• **WHAT NEEDS TO BE DONE**: Scan the data that follows and count the lines with the string "name"; answer with the count alone.

--------------------------------------------------

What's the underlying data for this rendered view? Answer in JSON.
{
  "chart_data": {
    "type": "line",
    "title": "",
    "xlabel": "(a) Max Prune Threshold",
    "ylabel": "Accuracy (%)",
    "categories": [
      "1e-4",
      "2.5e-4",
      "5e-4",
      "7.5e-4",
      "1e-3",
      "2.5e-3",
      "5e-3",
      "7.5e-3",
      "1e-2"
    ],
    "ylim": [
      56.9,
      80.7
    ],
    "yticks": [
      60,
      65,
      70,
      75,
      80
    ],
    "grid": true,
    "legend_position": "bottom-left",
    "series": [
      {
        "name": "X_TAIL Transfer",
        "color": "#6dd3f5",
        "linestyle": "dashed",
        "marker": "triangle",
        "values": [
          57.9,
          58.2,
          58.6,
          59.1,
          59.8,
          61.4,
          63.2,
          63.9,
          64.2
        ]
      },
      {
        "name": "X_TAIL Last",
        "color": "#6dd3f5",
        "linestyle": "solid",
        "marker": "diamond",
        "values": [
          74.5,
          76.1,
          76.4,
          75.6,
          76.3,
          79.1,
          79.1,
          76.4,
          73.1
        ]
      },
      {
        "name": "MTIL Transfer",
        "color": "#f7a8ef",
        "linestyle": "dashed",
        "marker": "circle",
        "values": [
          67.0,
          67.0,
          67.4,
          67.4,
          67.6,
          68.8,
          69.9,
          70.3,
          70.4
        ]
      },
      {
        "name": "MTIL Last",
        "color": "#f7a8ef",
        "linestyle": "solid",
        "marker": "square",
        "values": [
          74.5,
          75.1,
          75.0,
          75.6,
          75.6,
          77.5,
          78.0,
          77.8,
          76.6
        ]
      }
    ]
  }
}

--------------------------------------------------

• **TASK OUTPUT**: 4